■ **Set problem**:
Repeat the whole of the data, keeping every detail the same.

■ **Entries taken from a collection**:
_____

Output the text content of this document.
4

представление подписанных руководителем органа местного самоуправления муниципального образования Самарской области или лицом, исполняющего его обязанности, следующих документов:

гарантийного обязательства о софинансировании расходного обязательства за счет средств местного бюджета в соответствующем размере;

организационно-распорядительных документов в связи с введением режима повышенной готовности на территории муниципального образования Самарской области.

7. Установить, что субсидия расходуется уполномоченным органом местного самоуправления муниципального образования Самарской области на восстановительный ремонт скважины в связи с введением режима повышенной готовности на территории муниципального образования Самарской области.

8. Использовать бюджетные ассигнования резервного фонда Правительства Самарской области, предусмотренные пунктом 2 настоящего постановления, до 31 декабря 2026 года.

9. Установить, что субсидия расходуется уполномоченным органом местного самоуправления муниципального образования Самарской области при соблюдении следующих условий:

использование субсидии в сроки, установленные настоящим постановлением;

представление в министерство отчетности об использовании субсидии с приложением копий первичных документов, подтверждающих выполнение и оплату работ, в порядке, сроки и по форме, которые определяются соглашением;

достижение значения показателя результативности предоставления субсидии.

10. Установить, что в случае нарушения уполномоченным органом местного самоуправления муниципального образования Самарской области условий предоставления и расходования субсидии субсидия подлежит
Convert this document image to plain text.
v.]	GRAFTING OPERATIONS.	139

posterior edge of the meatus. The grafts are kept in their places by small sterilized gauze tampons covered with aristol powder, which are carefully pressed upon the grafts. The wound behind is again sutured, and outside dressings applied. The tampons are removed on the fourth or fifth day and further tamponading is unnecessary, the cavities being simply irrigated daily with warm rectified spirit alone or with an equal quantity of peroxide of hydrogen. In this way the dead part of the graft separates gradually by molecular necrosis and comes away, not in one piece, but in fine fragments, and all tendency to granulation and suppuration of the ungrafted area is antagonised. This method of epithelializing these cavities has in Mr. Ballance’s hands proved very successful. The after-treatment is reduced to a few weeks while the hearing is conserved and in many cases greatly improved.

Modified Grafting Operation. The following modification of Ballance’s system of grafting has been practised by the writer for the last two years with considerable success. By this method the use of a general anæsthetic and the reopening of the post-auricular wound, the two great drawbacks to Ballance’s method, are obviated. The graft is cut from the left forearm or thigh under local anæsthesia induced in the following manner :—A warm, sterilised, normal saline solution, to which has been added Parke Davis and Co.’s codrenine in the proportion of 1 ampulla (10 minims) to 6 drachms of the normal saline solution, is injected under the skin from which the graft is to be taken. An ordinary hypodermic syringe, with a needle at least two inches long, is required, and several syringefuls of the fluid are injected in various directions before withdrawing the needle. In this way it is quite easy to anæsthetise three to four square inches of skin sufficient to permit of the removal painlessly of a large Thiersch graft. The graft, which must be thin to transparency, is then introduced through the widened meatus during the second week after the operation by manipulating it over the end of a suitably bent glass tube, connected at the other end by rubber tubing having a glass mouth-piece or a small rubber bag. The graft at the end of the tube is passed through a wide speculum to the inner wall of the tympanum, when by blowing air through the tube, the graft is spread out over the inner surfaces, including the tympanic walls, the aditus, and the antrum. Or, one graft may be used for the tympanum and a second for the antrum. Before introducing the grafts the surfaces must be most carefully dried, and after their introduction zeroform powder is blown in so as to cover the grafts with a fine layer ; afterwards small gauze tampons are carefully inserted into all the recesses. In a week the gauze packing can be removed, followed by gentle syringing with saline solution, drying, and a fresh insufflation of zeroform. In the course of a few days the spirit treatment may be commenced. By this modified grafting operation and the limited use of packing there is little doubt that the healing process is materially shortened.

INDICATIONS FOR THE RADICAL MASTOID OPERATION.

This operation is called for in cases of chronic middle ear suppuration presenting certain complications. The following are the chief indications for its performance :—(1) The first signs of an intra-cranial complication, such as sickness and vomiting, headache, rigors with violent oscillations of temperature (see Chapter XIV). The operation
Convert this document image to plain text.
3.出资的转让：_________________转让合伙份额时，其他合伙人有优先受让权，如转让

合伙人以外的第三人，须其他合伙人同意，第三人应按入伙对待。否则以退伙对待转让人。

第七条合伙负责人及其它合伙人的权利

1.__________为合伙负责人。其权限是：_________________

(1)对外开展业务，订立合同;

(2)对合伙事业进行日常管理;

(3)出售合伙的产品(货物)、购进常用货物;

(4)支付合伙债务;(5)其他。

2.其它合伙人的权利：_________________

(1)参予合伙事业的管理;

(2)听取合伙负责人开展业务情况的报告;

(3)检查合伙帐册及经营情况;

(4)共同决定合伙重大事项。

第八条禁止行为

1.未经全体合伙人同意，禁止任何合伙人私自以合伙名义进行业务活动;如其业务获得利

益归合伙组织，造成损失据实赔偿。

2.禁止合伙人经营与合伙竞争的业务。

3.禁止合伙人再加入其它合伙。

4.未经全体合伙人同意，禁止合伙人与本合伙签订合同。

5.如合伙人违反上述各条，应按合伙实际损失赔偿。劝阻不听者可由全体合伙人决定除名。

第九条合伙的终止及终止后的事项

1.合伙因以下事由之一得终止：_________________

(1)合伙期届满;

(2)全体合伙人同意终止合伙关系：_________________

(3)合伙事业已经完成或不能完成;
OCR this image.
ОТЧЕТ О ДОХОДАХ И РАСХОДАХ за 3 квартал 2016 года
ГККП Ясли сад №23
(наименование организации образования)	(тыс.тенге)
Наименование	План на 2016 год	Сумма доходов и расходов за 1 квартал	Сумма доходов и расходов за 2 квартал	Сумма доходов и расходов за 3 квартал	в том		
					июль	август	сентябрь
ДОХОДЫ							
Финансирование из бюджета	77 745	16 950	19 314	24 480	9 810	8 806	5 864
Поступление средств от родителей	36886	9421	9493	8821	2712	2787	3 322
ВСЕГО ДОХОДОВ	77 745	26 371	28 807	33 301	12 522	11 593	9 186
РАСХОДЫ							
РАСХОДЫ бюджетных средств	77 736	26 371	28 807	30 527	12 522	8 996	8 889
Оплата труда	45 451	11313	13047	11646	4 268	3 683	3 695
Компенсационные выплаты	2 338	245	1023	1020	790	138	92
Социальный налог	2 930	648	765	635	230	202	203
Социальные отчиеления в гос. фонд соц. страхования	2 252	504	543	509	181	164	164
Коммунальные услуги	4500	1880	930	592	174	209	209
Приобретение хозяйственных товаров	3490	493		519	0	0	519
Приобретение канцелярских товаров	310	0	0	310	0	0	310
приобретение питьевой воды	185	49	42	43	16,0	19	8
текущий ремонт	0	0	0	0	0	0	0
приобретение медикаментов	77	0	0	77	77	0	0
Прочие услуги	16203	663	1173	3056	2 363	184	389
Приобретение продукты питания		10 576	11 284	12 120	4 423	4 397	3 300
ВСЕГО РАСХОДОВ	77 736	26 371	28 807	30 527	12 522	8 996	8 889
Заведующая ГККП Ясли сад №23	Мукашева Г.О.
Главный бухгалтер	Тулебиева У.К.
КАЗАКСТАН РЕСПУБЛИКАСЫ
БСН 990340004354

_____

■ **Reply**:
Output the text content of this document.
4

представление подписанных руководителем органа местного самоуправления муниципального образования Самарской области или лицом, исполняющего его обязанности, следующих документов:

гарантийного обязательства о софинансировании расходного обязательства за счет средств местного бюджета в соответствующем размере;

организационно-распорядительных документов в связи с введением режима повышенной готовности на территории муниципального образования Самарской области.

7. Установить, что субсидия расходуется уполномоченным органом местного самоуправления муниципального образования Самарской области на восстановительный ремонт скважины в связи с введением режима повышенной готовности на территории муниципального образования Самарской области.

8. Использовать бюджетные ассигнования резервного фонда Правительства Самарской области, предусмотренные пунктом 2 настоящего постановления, до 31 декабря 2026 года.

9. Установить, что субсидия расходуется уполномоченным органом местного самоуправления муниципального образования Самарской области при соблюдении следующих условий:

использование субсидии в сроки, установленные настоящим постановлением;

представление в министерство отчетности об использовании субсидии с приложением копий первичных документов, подтверждающих выполнение и оплату работ, в порядке, сроки и по форме, которые определяются соглашением;

достижение значения показателя результативности предоставления субсидии.

10. Установить, что в случае нарушения уполномоченным органом местного самоуправления муниципального образования Самарской области условий предоставления и расходования субсидии субсидия подлежит
Convert this document image to plain text.
v.]	GRAFTING OPERATIONS.	139

posterior edge of the meatus. The grafts are kept in their places by small sterilized gauze tampons covered with aristol powder, which are carefully pressed upon the grafts. The wound behind is again sutured, and outside dressings applied. The tampons are removed on the fourth or fifth day and further tamponading is unnecessary, the cavities being simply irrigated daily with warm rectified spirit alone or with an equal quantity of peroxide of hydrogen. In this way the dead part of the graft separates gradually by molecular necrosis and comes away, not in one piece, but in fine fragments, and all tendency to granulation and suppuration of the ungrafted area is antagonised. This method of epithelializing these cavities has in Mr. Ballance’s hands proved very successful. The after-treatment is reduced to a few weeks while the hearing is conserved and in many cases greatly improved.

Modified Grafting Operation. The following modification of Ballance’s system of grafting has been practised by the writer for the last two years with considerable success. By this method the use of a general anæsthetic and the reopening of the post-auricular wound, the two great drawbacks to Ballance’s method, are obviated. The graft is cut from the left forearm or thigh under local anæsthesia induced in the following manner :—A warm, sterilised, normal saline solution, to which has been added Parke Davis and Co.’s codrenine in the proportion of 1 ampulla (10 minims) to 6 drachms of the normal saline solution, is injected under the skin from which the graft is to be taken. An ordinary hypodermic syringe, with a needle at least two inches long, is required, and several syringefuls of the fluid are injected in various directions before withdrawing the needle. In this way it is quite easy to anæsthetise three to four square inches of skin sufficient to permit of the removal painlessly of a large Thiersch graft. The graft, which must be thin to transparency, is then introduced through the widened meatus during the second week after the operation by manipulating it over the end of a suitably bent glass tube, connected at the other end by rubber tubing having a glass mouth-piece or a small rubber bag. The graft at the end of the tube is passed through a wide speculum to the inner wall of the tympanum, when by blowing air through the tube, the graft is spread out over the inner surfaces, including the tympanic walls, the aditus, and the antrum. Or, one graft may be used for the tympanum and a second for the antrum. Before introducing the grafts the surfaces must be most carefully dried, and after their introduction zeroform powder is blown in so as to cover the grafts with a fine layer ; afterwards small gauze tampons are carefully inserted into all the recesses. In a week the gauze packing can be removed, followed by gentle syringing with saline solution, drying, and a fresh insufflation of zeroform. In the course of a few days the spirit treatment may be commenced. By this modified grafting operation and the limited use of packing there is little doubt that the healing process is materially shortened.

INDICATIONS FOR THE RADICAL MASTOID OPERATION.

This operation is called for in cases of chronic middle ear suppuration presenting certain complications. The following are the chief indications for its performance :—(1) The first signs of an intra-cranial complication, such as sickness and vomiting, headache, rigors with violent oscillations of temperature (see Chapter XIV). The operation
Convert this document image to plain text.
3.出资的转让：_________________转让合伙份额时，其他合伙人有优先受让权，如转让

合伙人以外的第三人，须其他合伙人同意，第三人应按入伙对待。否则以退伙对待转让人。

第七条合伙负责人及其它合伙人的权利

1.__________为合伙负责人。其权限是：_________________

(1)对外开展业务，订立合同;

(2)对合伙事业进行日常管理;

(3)出售合伙的产品(货物)、购进常用货物;

(4)支付合伙债务;(5)其他。

2.其它合伙人的权利：_________________

(1)参予合伙事业的管理;

(2)听取合伙负责人开展业务情况的报告;

(3)检查合伙帐册及经营情况;

(4)共同决定合伙重大事项。

第八条禁止行为

1.未经全体合伙人同意，禁止任何合伙人私自以合伙名义进行业务活动;如其业务获得利

益归合伙组织，造成损失据实赔偿。

2.禁止合伙人经营与合伙竞争的业务。

3.禁止合伙人再加入其它合伙。

4.未经全体合伙人同意，禁止合伙人与本合伙签订合同。

5.如合伙人违反上述各条，应按合伙实际损失赔偿。劝阻不听者可由全体合伙人决定除名。

第九条合伙的终止及终止后的事项

1.合伙因以下事由之一得终止：_________________

(1)合伙期届满;

(2)全体合伙人同意终止合伙关系：_________________

(3)合伙事业已经完成或不能完成;
OCR this image.
ОТЧЕТ О ДОХОДАХ И РАСХОДАХ за 3 квартал 2016 года
ГККП Ясли сад №23
(наименование организации образования)	(тыс.тенге)
Наименование	План на 2016 год	Сумма доходов и расходов за 1 квартал	Сумма доходов и расходов за 2 квартал	Сумма доходов и расходов за 3 квартал	в том		
					июль	август	сентябрь
ДОХОДЫ							
Финансирование из бюджета	77 745	16 950	19 314	24 480	9 810	8 806	5 864
Поступление средств от родителей	36886	9421	9493	8821	2712	2787	3 322
ВСЕГО ДОХОДОВ	77 745	26 371	28 807	33 301	12 522	11 593	9 186
РАСХОДЫ							
РАСХОДЫ бюджетных средств	77 736	26 371	28 807	30 527	12 522	8 996	8 889
Оплата труда	45 451	11313	13047	11646	4 268	3 683	3 695
Компенсационные выплаты	2 338	245	1023	1020	790	138	92
Социальный налог	2 930	648	765	635	230	202	203
Социальные отчиеления в гос. фонд соц. страхования	2 252	504	543	509	181	164	164
Коммунальные услуги	4500	1880	930	592	174	209	209
Приобретение хозяйственных товаров	3490	493		519	0	0	519
Приобретение канцелярских товаров	310	0	0	310	0	0	310
приобретение питьевой воды	185	49	42	43	16,0	19	8
текущий ремонт	0	0	0	0	0	0	0
приобретение медикаментов	77	0	0	77	77	0	0
Прочие услуги	16203	663	1173	3056	2 363	184	389
Приобретение продукты питания		10 576	11 284	12 120	4 423	4 397	3 300
ВСЕГО РАСХОДОВ	77 736	26 371	28 807	30 527	12 522	8 996	8 889
Заведующая ГККП Ясли сад №23	Мукашева Г.О.
Главный бухгалтер	Тулебиева У.К.
КАЗАКСТАН РЕСПУБЛИКАСЫ
БСН 990340004354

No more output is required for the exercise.